### Exercise task
Copy all of the material below line for line, without any changes, and leave out the pictures.

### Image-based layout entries
▶
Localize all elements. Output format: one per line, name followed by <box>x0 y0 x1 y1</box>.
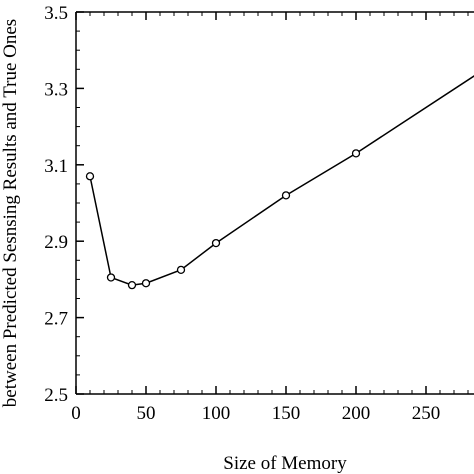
x-tick-label: 100 <box>202 403 231 424</box>
data-point <box>106 273 116 282</box>
series-line <box>89 75 474 286</box>
data-point <box>85 172 95 181</box>
x-tick-label: 0 <box>71 403 81 424</box>
plot-axes: 0501001502002503002.52.72.93.13.33.5 <box>44 3 474 424</box>
data-point <box>141 279 151 288</box>
y-tick-label: 3.3 <box>44 79 68 100</box>
y-tick-label: 2.9 <box>44 232 68 253</box>
x-tick-label: 200 <box>342 403 371 424</box>
data-point <box>127 280 137 290</box>
y-axis-label: between Predicted Sesnsing Results and T… <box>0 19 21 407</box>
x-tick-label: 250 <box>412 403 441 424</box>
data-point <box>211 238 221 248</box>
x-tick-label: 150 <box>272 403 301 424</box>
data-point <box>351 149 361 158</box>
y-tick-label: 3.5 <box>44 3 68 24</box>
data-point <box>176 265 186 275</box>
data-point <box>281 191 291 200</box>
y-tick-label: 2.7 <box>44 309 68 330</box>
x-axis-label: Size of Memory <box>223 453 347 474</box>
y-tick-label: 3.1 <box>44 156 68 177</box>
series-layer <box>85 75 474 290</box>
x-tick-label: 50 <box>137 403 156 424</box>
y-tick-label: 2.5 <box>44 385 68 406</box>
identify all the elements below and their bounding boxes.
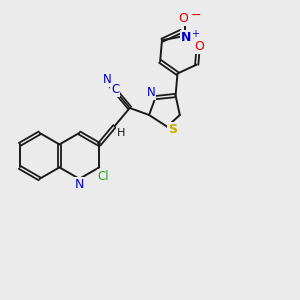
Text: O: O [194, 40, 204, 53]
Text: H: H [117, 128, 125, 138]
Text: +: + [191, 28, 199, 38]
Text: S: S [169, 123, 178, 136]
Text: N: N [102, 73, 111, 86]
Text: O: O [178, 12, 188, 25]
Text: N: N [181, 31, 192, 44]
Text: N: N [75, 178, 84, 191]
Text: N: N [147, 86, 155, 99]
Text: −: − [191, 9, 201, 22]
Text: C: C [111, 83, 119, 96]
Text: Cl: Cl [98, 170, 109, 183]
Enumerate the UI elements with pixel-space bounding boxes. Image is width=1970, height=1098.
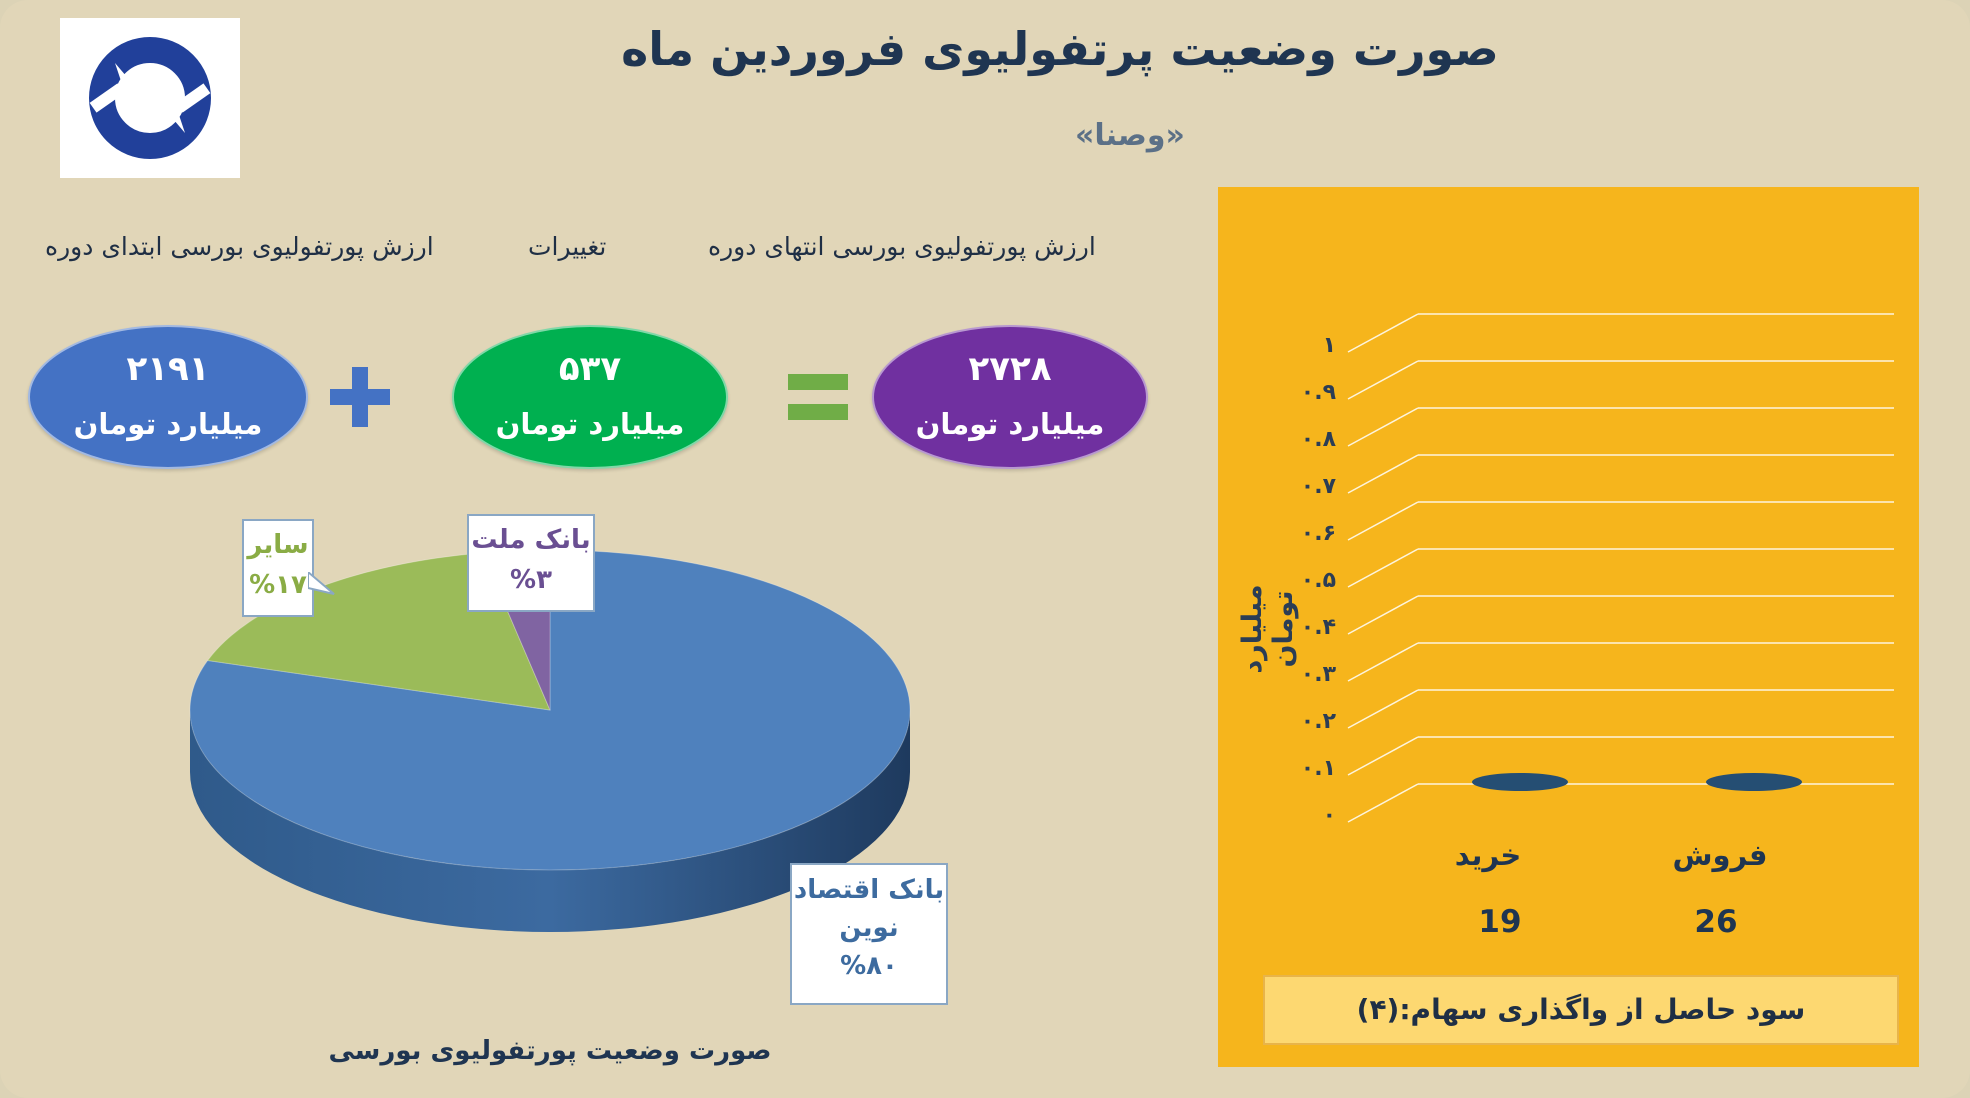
y-tick-label: ۱ — [1323, 333, 1336, 358]
start-value-header: ارزش پورتفولیوی بورسی ابتدای دوره — [45, 232, 434, 261]
count-buy: 19 — [1478, 904, 1522, 940]
count-sell: 26 — [1694, 904, 1738, 940]
bar-1 — [1706, 773, 1802, 791]
pie-slice-0 — [189, 549, 911, 871]
y-tick-label: ۰.۷ — [1301, 474, 1337, 499]
y-tick-label: ۰ — [1323, 803, 1336, 828]
gridline-diagonal — [1347, 689, 1419, 729]
slice-label-others: سایر — [247, 530, 309, 560]
start-value-unit: میلیارد تومان — [73, 407, 263, 441]
gridline-diagonal — [1347, 783, 1419, 823]
category-label-buy: خرید — [1454, 838, 1522, 872]
end-value: ۲۷۲۸ — [968, 349, 1052, 389]
gridline-diagonal — [1347, 313, 1419, 353]
category-label-sell: فروش — [1672, 838, 1768, 872]
start-value-oval: ۲۱۹۱ میلیارد تومان — [28, 325, 308, 469]
bar-0 — [1472, 773, 1568, 791]
gridline-diagonal — [1347, 548, 1419, 588]
gridline-diagonal — [1347, 642, 1419, 682]
y-tick-label: ۰.۲ — [1301, 709, 1337, 734]
gridline-diagonal — [1347, 595, 1419, 635]
equals-icon — [788, 374, 848, 420]
transactions-bar-chart: ۰ ۰.۱ ۰.۲ ۰.۳ ۰.۴ ۰.۵ ۰.۶ ۰.۷ ۰.۸ ۰.۹ ۱ — [1301, 313, 1894, 828]
callout-others-pointer — [308, 572, 335, 595]
page-title: صورت وضعیت پرتفولیوی فروردین ماه — [621, 22, 1499, 76]
plus-icon — [330, 367, 390, 427]
change-header: تغییرات — [528, 232, 607, 261]
slice-value-others: %۱۷ — [249, 570, 307, 600]
y-tick-label: ۰.۳ — [1301, 662, 1337, 687]
y-tick-label: ۰.۹ — [1301, 380, 1336, 405]
end-value-header: ارزش پورتفولیوی بورسی انتهای دوره — [708, 232, 1096, 261]
end-value-unit: میلیارد تومان — [915, 407, 1105, 441]
y-tick-label: ۰.۸ — [1301, 427, 1337, 452]
slice-value-mellat: %۳ — [510, 565, 552, 595]
slice-label-mellat: بانک ملت — [471, 525, 591, 555]
profit-summary-box: سود حاصل از واگذاری سهام:(۴) — [1263, 975, 1899, 1045]
end-value-oval: ۲۷۲۸ میلیارد تومان — [872, 325, 1148, 469]
bar-chart-panel — [1218, 187, 1919, 1067]
callout-mellat: بانک ملت %۳ — [467, 514, 595, 612]
pie-caption: صورت وضعیت پورتفولیوی بورسی — [328, 1036, 772, 1066]
change-value-unit: میلیارد تومان — [495, 407, 685, 441]
page-subtitle: «وصنا» — [1075, 118, 1185, 153]
y-tick-label: ۰.۵ — [1301, 568, 1336, 593]
company-logo — [60, 18, 240, 178]
gridline-diagonal — [1347, 736, 1419, 776]
gridline-diagonal — [1347, 407, 1419, 447]
slice-label-eghtesad-novin: بانک اقتصاد نوین — [793, 875, 945, 943]
gridline-diagonal — [1347, 501, 1419, 541]
callout-eghtesad-novin: بانک اقتصاد نوین %۸۰ — [790, 863, 948, 1005]
pie-side-wall — [190, 710, 910, 932]
y-tick-label: ۰.۴ — [1301, 615, 1336, 640]
gridline-diagonal — [1347, 454, 1419, 494]
gridline-diagonal — [1347, 360, 1419, 400]
change-value-oval: ۵۳۷ میلیارد تومان — [452, 325, 728, 469]
change-value: ۵۳۷ — [558, 349, 622, 389]
y-axis-label: میلیارد تومان — [1237, 584, 1299, 674]
y-tick-label: ۰.۱ — [1301, 756, 1336, 781]
slice-value-eghtesad-novin: %۸۰ — [840, 951, 898, 981]
y-tick-label: ۰.۶ — [1301, 521, 1336, 546]
start-value: ۲۱۹۱ — [126, 349, 210, 389]
callout-others: سایر %۱۷ — [242, 519, 314, 617]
◀
### Expected output
Localize all elements. Output format: one per line, name followed by <box>x0 y0 x1 y1</box>.
x-tick-label: 100 <box>202 403 231 424</box>
data-point <box>106 273 116 282</box>
series-line <box>89 75 474 286</box>
data-point <box>85 172 95 181</box>
x-tick-label: 0 <box>71 403 81 424</box>
plot-axes: 0501001502002503002.52.72.93.13.33.5 <box>44 3 474 424</box>
data-point <box>141 279 151 288</box>
y-tick-label: 3.3 <box>44 79 68 100</box>
y-tick-label: 2.9 <box>44 232 68 253</box>
x-tick-label: 200 <box>342 403 371 424</box>
data-point <box>127 280 137 290</box>
y-axis-label: between Predicted Sesnsing Results and T… <box>0 19 21 407</box>
x-tick-label: 250 <box>412 403 441 424</box>
data-point <box>211 238 221 248</box>
x-tick-label: 150 <box>272 403 301 424</box>
data-point <box>351 149 361 158</box>
y-tick-label: 3.5 <box>44 3 68 24</box>
data-point <box>176 265 186 275</box>
data-point <box>281 191 291 200</box>
y-tick-label: 2.7 <box>44 309 68 330</box>
x-axis-label: Size of Memory <box>223 453 347 474</box>
y-tick-label: 3.1 <box>44 156 68 177</box>
series-layer <box>85 75 474 290</box>
x-tick-label: 50 <box>137 403 156 424</box>
y-tick-label: 2.5 <box>44 385 68 406</box>
identify all the elements below and their bounding boxes.
Text: O: O [194, 40, 204, 53]
Text: H: H [117, 128, 125, 138]
Text: +: + [191, 28, 199, 38]
Text: S: S [169, 123, 178, 136]
Text: N: N [102, 73, 111, 86]
Text: O: O [178, 12, 188, 25]
Text: N: N [181, 31, 192, 44]
Text: N: N [75, 178, 84, 191]
Text: N: N [147, 86, 155, 99]
Text: −: − [191, 9, 201, 22]
Text: C: C [111, 83, 119, 96]
Text: Cl: Cl [98, 170, 109, 183]
Enumerate the UI elements with pixel-space bounding boxes. Image is width=1970, height=1098.
y-tick-label: ۱ — [1323, 333, 1336, 358]
start-value-header: ارزش پورتفولیوی بورسی ابتدای دوره — [45, 232, 434, 261]
count-buy: 19 — [1478, 904, 1522, 940]
count-sell: 26 — [1694, 904, 1738, 940]
bar-1 — [1706, 773, 1802, 791]
pie-slice-0 — [189, 549, 911, 871]
y-tick-label: ۰.۷ — [1301, 474, 1337, 499]
y-tick-label: ۰ — [1323, 803, 1336, 828]
gridline-diagonal — [1347, 689, 1419, 729]
slice-label-others: سایر — [247, 530, 309, 560]
start-value-unit: میلیارد تومان — [73, 407, 263, 441]
gridline-diagonal — [1347, 783, 1419, 823]
category-label-buy: خرید — [1454, 838, 1522, 872]
end-value: ۲۷۲۸ — [968, 349, 1052, 389]
gridline-diagonal — [1347, 313, 1419, 353]
category-label-sell: فروش — [1672, 838, 1768, 872]
start-value-oval: ۲۱۹۱ میلیارد تومان — [28, 325, 308, 469]
bar-0 — [1472, 773, 1568, 791]
gridline-diagonal — [1347, 548, 1419, 588]
gridline-diagonal — [1347, 642, 1419, 682]
y-tick-label: ۰.۲ — [1301, 709, 1337, 734]
gridline-diagonal — [1347, 595, 1419, 635]
equals-icon — [788, 374, 848, 420]
transactions-bar-chart: ۰ ۰.۱ ۰.۲ ۰.۳ ۰.۴ ۰.۵ ۰.۶ ۰.۷ ۰.۸ ۰.۹ ۱ — [1301, 313, 1894, 828]
callout-others-pointer — [308, 572, 335, 595]
page-title: صورت وضعیت پرتفولیوی فروردین ماه — [621, 22, 1499, 76]
plus-icon — [330, 367, 390, 427]
change-header: تغییرات — [528, 232, 607, 261]
slice-value-others: %۱۷ — [249, 570, 307, 600]
y-tick-label: ۰.۳ — [1301, 662, 1337, 687]
y-tick-label: ۰.۹ — [1301, 380, 1336, 405]
end-value-header: ارزش پورتفولیوی بورسی انتهای دوره — [708, 232, 1096, 261]
end-value-unit: میلیارد تومان — [915, 407, 1105, 441]
y-tick-label: ۰.۸ — [1301, 427, 1337, 452]
slice-value-mellat: %۳ — [510, 565, 552, 595]
slice-label-mellat: بانک ملت — [471, 525, 591, 555]
profit-summary-box: سود حاصل از واگذاری سهام:(۴) — [1263, 975, 1899, 1045]
end-value-oval: ۲۷۲۸ میلیارد تومان — [872, 325, 1148, 469]
bar-chart-panel — [1218, 187, 1919, 1067]
callout-mellat: بانک ملت %۳ — [467, 514, 595, 612]
pie-caption: صورت وضعیت پورتفولیوی بورسی — [328, 1036, 772, 1066]
change-value-unit: میلیارد تومان — [495, 407, 685, 441]
page-subtitle: «وصنا» — [1075, 118, 1185, 153]
y-tick-label: ۰.۵ — [1301, 568, 1336, 593]
company-logo — [60, 18, 240, 178]
gridline-diagonal — [1347, 736, 1419, 776]
gridline-diagonal — [1347, 407, 1419, 447]
slice-label-eghtesad-novin: بانک اقتصاد نوین — [793, 875, 945, 943]
gridline-diagonal — [1347, 501, 1419, 541]
callout-eghtesad-novin: بانک اقتصاد نوین %۸۰ — [790, 863, 948, 1005]
pie-side-wall — [190, 710, 910, 932]
y-tick-label: ۰.۴ — [1301, 615, 1336, 640]
gridline-diagonal — [1347, 454, 1419, 494]
gridline-diagonal — [1347, 360, 1419, 400]
change-value-oval: ۵۳۷ میلیارد تومان — [452, 325, 728, 469]
change-value: ۵۳۷ — [558, 349, 622, 389]
y-axis-label: میلیارد تومان — [1237, 584, 1299, 674]
y-tick-label: ۰.۱ — [1301, 756, 1336, 781]
slice-value-eghtesad-novin: %۸۰ — [840, 951, 898, 981]
y-tick-label: ۰.۶ — [1301, 521, 1336, 546]
start-value: ۲۱۹۱ — [126, 349, 210, 389]
callout-others: سایر %۱۷ — [242, 519, 314, 617]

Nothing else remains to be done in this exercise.